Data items
########
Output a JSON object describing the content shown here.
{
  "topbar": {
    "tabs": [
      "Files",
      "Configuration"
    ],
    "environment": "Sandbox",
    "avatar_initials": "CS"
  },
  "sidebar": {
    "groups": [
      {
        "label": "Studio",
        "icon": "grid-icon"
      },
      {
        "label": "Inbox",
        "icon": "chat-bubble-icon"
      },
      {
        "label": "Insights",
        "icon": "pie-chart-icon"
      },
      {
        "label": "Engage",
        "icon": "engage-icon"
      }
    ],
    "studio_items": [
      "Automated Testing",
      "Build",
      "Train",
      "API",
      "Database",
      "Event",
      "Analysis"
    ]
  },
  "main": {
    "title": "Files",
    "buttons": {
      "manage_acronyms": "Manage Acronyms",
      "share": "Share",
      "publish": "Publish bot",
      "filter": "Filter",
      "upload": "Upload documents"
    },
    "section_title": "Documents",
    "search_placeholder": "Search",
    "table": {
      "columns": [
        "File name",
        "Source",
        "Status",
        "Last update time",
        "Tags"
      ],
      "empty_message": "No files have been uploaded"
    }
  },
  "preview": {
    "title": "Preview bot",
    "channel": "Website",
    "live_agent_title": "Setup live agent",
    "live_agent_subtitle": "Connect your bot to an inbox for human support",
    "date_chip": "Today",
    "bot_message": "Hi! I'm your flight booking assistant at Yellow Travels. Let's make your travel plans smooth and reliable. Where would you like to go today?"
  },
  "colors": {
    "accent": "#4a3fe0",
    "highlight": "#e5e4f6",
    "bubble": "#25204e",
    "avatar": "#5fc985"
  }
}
########
== Stated goal ==
Type out the whole listing above again, exactly as it stands.

== Correct output ==
Output a JSON object describing the content shown here.
{
  "topbar": {
    "tabs": [
      "Files",
      "Configuration"
    ],
    "environment": "Sandbox",
    "avatar_initials": "CS"
  },
  "sidebar": {
    "groups": [
      {
        "label": "Studio",
        "icon": "grid-icon"
      },
      {
        "label": "Inbox",
        "icon": "chat-bubble-icon"
      },
      {
        "label": "Insights",
        "icon": "pie-chart-icon"
      },
      {
        "label": "Engage",
        "icon": "engage-icon"
      }
    ],
    "studio_items": [
      "Automated Testing",
      "Build",
      "Train",
      "API",
      "Database",
      "Event",
      "Analysis"
    ]
  },
  "main": {
    "title": "Files",
    "buttons": {
      "manage_acronyms": "Manage Acronyms",
      "share": "Share",
      "publish": "Publish bot",
      "filter": "Filter",
      "upload": "Upload documents"
    },
    "section_title": "Documents",
    "search_placeholder": "Search",
    "table": {
      "columns": [
        "File name",
        "Source",
        "Status",
        "Last update time",
        "Tags"
      ],
      "empty_message": "No files have been uploaded"
    }
  },
  "preview": {
    "title": "Preview bot",
    "channel": "Website",
    "live_agent_title": "Setup live agent",
    "live_agent_subtitle": "Connect your bot to an inbox for human support",
    "date_chip": "Today",
    "bot_message": "Hi! I'm your flight booking assistant at Yellow Travels. Let's make your travel plans smooth and reliable. Where would you like to go today?"
  },
  "colors": {
    "accent": "#4a3fe0",
    "highlight": "#e5e4f6",
    "bubble": "#25204e",
    "avatar": "#5fc985"
  }
}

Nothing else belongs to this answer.